— start PROVIDED ENTRIES —

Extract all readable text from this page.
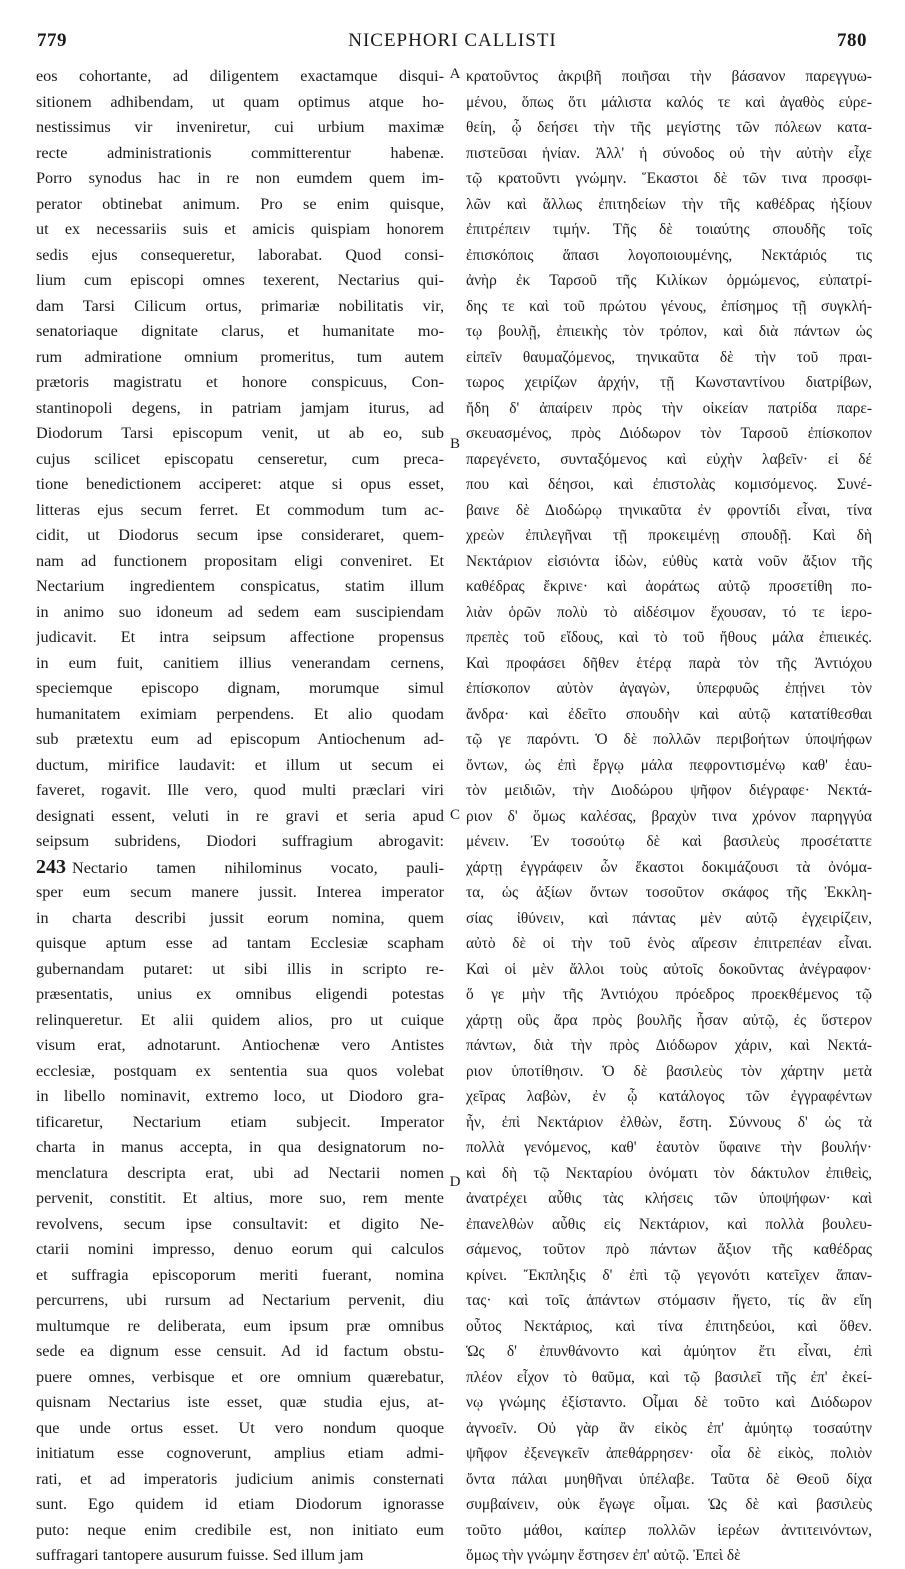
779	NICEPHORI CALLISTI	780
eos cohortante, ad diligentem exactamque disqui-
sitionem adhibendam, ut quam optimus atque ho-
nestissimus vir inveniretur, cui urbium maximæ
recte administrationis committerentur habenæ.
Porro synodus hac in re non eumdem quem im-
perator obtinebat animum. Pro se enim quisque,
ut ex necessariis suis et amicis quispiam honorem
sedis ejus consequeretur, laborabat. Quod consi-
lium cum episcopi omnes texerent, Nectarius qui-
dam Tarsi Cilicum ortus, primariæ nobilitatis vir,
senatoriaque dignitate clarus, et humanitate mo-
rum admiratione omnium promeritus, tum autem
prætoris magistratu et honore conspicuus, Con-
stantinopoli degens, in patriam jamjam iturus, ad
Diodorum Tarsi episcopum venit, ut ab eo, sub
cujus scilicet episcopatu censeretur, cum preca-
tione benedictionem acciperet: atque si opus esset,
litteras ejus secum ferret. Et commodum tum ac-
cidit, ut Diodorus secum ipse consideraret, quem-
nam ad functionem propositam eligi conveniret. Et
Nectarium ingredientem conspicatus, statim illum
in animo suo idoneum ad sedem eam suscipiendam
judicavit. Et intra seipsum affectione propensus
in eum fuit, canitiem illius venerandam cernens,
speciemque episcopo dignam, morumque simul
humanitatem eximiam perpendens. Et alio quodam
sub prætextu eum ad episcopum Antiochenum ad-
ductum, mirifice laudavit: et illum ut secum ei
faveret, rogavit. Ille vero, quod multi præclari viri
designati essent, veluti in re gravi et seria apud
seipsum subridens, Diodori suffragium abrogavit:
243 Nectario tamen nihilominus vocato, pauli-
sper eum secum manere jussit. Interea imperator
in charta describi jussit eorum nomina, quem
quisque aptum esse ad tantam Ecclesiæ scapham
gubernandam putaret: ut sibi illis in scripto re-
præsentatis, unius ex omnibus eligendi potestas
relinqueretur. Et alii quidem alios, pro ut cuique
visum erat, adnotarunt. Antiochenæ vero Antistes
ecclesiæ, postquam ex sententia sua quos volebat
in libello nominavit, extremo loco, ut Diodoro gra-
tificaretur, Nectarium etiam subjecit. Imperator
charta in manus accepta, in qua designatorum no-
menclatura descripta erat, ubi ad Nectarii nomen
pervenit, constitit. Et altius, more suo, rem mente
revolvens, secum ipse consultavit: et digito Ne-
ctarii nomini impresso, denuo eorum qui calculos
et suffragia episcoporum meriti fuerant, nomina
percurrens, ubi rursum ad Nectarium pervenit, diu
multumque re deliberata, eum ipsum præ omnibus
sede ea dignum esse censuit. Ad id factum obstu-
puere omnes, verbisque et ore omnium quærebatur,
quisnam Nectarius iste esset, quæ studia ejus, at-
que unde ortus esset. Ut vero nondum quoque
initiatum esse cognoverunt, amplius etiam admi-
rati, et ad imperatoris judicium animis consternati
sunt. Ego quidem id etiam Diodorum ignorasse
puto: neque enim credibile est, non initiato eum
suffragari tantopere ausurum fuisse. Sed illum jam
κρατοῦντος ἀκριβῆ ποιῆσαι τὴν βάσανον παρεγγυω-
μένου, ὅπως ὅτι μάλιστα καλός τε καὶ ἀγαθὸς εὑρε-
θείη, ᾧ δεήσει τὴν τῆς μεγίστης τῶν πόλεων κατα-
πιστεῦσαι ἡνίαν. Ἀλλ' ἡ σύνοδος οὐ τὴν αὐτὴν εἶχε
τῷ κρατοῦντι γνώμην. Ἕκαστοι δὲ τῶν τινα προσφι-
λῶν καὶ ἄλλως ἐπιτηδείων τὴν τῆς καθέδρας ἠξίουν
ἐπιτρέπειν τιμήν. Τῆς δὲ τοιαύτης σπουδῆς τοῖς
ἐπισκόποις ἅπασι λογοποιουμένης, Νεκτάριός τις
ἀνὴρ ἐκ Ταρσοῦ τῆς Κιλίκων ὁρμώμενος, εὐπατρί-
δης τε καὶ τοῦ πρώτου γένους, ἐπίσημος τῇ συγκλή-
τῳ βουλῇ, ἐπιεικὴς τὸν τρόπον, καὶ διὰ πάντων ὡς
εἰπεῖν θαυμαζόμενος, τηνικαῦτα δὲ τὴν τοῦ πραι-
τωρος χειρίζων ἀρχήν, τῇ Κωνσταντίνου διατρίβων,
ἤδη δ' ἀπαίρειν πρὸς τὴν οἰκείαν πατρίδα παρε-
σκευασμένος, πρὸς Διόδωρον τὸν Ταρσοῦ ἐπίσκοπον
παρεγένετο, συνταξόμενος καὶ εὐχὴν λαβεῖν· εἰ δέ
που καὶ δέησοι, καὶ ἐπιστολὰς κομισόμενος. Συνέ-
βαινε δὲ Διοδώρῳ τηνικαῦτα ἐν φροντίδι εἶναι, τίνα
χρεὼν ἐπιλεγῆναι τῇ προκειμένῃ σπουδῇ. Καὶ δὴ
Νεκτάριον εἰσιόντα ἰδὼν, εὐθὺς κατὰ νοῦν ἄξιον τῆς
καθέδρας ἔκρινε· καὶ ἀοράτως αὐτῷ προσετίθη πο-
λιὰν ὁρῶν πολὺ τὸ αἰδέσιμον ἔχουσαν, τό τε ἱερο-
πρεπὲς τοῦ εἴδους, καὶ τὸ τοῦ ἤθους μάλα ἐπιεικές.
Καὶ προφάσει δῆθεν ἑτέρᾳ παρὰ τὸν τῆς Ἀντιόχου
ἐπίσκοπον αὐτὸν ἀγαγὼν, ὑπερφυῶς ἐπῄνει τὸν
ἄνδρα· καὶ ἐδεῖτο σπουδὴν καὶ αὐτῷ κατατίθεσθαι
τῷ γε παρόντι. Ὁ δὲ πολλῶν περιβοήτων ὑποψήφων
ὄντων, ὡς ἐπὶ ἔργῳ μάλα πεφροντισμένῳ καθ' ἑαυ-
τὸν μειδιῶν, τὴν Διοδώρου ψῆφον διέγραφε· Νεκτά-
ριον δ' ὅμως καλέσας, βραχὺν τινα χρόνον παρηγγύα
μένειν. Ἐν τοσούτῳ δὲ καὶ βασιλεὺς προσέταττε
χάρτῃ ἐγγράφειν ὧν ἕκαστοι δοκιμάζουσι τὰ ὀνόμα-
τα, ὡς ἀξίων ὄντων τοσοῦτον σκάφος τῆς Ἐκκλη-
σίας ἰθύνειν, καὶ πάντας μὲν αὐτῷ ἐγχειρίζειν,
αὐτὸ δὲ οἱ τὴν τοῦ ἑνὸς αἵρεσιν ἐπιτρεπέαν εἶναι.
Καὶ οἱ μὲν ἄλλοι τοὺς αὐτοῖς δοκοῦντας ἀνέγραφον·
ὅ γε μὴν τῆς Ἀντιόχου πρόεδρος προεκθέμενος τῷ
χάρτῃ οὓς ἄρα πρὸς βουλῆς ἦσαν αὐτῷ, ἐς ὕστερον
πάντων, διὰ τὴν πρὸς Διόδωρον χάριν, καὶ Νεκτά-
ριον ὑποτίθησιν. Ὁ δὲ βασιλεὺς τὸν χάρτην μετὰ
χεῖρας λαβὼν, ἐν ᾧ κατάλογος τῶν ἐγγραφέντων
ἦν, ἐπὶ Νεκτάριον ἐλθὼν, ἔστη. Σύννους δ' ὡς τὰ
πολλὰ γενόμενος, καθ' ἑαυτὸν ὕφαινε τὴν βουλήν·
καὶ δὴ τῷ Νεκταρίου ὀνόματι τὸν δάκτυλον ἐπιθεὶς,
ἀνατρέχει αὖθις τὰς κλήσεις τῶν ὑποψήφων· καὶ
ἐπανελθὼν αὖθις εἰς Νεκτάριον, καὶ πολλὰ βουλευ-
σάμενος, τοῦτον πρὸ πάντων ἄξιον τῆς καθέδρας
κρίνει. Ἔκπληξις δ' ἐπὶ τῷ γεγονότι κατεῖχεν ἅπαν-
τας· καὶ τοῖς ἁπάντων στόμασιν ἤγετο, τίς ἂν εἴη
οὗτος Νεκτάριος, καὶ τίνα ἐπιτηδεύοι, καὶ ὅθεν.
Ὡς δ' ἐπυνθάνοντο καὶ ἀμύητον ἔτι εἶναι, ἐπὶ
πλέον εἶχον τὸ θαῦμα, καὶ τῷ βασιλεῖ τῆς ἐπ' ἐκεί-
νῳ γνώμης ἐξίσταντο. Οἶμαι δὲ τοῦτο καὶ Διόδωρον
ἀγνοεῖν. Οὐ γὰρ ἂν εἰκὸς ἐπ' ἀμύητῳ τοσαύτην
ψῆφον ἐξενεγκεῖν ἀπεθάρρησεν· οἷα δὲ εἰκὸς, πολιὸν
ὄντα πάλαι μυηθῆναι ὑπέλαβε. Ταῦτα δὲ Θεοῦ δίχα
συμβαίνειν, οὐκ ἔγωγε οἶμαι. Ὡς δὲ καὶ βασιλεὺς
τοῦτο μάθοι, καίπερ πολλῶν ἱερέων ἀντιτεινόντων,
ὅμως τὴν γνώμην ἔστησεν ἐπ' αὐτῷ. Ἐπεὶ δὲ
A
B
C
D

— end PROVIDED ENTRIES —

* [DIRECTIONS]: From the entries above, copy out every line where the string "ὅμως" appears.

* [COMPLETE OUTPUT]:
ριον δ' ὅμως καλέσας, βραχὺν τινα χρόνον παρηγγύα
ὅμως τὴν γνώμην ἔστησεν ἐπ' αὐτῷ. Ἐπεὶ δὲ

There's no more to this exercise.